**A block of data:**
>>>
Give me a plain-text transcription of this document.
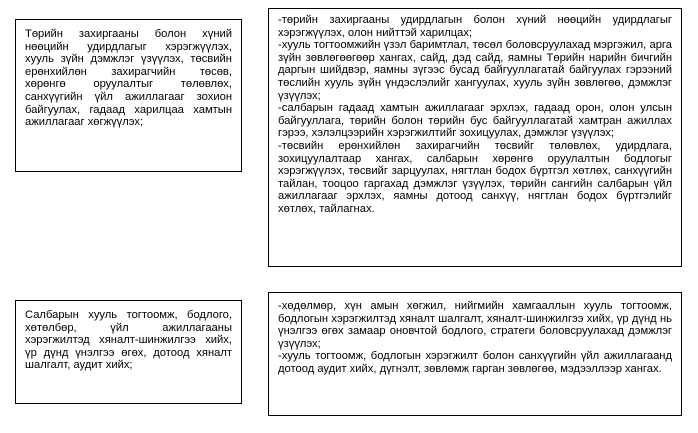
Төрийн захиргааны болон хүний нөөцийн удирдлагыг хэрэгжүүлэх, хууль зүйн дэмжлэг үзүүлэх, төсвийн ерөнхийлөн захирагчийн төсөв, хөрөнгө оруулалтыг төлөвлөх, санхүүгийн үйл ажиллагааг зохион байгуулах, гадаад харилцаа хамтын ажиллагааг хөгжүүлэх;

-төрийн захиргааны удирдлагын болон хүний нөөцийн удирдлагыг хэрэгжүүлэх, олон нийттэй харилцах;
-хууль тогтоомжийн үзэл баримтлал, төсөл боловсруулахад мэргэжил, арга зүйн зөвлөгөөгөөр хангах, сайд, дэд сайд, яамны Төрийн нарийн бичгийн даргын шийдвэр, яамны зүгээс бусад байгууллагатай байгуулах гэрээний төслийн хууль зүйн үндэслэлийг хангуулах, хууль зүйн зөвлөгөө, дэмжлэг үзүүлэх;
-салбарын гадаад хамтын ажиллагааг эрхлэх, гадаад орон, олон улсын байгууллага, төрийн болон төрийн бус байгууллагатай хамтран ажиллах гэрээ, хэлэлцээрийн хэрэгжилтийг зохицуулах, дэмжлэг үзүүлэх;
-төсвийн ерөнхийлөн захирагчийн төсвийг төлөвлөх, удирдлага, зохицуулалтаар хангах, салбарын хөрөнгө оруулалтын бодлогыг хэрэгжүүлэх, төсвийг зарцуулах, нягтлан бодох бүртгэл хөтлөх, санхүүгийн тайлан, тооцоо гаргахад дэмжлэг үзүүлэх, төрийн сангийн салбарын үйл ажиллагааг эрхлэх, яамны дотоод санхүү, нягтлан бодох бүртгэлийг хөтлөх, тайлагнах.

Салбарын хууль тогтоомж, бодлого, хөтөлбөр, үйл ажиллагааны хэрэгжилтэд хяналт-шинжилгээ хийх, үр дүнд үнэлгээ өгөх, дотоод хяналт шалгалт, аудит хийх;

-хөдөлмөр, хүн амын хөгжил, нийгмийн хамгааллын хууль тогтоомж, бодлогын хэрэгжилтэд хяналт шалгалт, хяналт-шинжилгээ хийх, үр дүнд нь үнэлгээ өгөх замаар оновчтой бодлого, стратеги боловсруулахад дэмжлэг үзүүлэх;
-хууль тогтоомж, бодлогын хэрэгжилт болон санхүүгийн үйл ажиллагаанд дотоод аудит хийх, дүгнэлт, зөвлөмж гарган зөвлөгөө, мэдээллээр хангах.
<<<
**Stated exercise:** Write out all the records again, exactly, minus any pictures.

**Exercise result:**
Give me a plain-text transcription of this document.
Төрийн захиргааны болон хүний нөөцийн удирдлагыг хэрэгжүүлэх, хууль зүйн дэмжлэг үзүүлэх, төсвийн ерөнхийлөн захирагчийн төсөв, хөрөнгө оруулалтыг төлөвлөх, санхүүгийн үйл ажиллагааг зохион байгуулах, гадаад харилцаа хамтын ажиллагааг хөгжүүлэх;

-төрийн захиргааны удирдлагын болон хүний нөөцийн удирдлагыг хэрэгжүүлэх, олон нийттэй харилцах;
-хууль тогтоомжийн үзэл баримтлал, төсөл боловсруулахад мэргэжил, арга зүйн зөвлөгөөгөөр хангах, сайд, дэд сайд, яамны Төрийн нарийн бичгийн даргын шийдвэр, яамны зүгээс бусад байгууллагатай байгуулах гэрээний төслийн хууль зүйн үндэслэлийг хангуулах, хууль зүйн зөвлөгөө, дэмжлэг үзүүлэх;
-салбарын гадаад хамтын ажиллагааг эрхлэх, гадаад орон, олон улсын байгууллага, төрийн болон төрийн бус байгууллагатай хамтран ажиллах гэрээ, хэлэлцээрийн хэрэгжилтийг зохицуулах, дэмжлэг үзүүлэх;
-төсвийн ерөнхийлөн захирагчийн төсвийг төлөвлөх, удирдлага, зохицуулалтаар хангах, салбарын хөрөнгө оруулалтын бодлогыг хэрэгжүүлэх, төсвийг зарцуулах, нягтлан бодох бүртгэл хөтлөх, санхүүгийн тайлан, тооцоо гаргахад дэмжлэг үзүүлэх, төрийн сангийн салбарын үйл ажиллагааг эрхлэх, яамны дотоод санхүү, нягтлан бодох бүртгэлийг хөтлөх, тайлагнах.

Салбарын хууль тогтоомж, бодлого, хөтөлбөр, үйл ажиллагааны хэрэгжилтэд хяналт-шинжилгээ хийх, үр дүнд үнэлгээ өгөх, дотоод хяналт шалгалт, аудит хийх;

-хөдөлмөр, хүн амын хөгжил, нийгмийн хамгааллын хууль тогтоомж, бодлогын хэрэгжилтэд хяналт шалгалт, хяналт-шинжилгээ хийх, үр дүнд нь үнэлгээ өгөх замаар оновчтой бодлого, стратеги боловсруулахад дэмжлэг үзүүлэх;
-хууль тогтоомж, бодлогын хэрэгжилт болон санхүүгийн үйл ажиллагаанд дотоод аудит хийх, дүгнэлт, зөвлөмж гарган зөвлөгөө, мэдээллээр хангах.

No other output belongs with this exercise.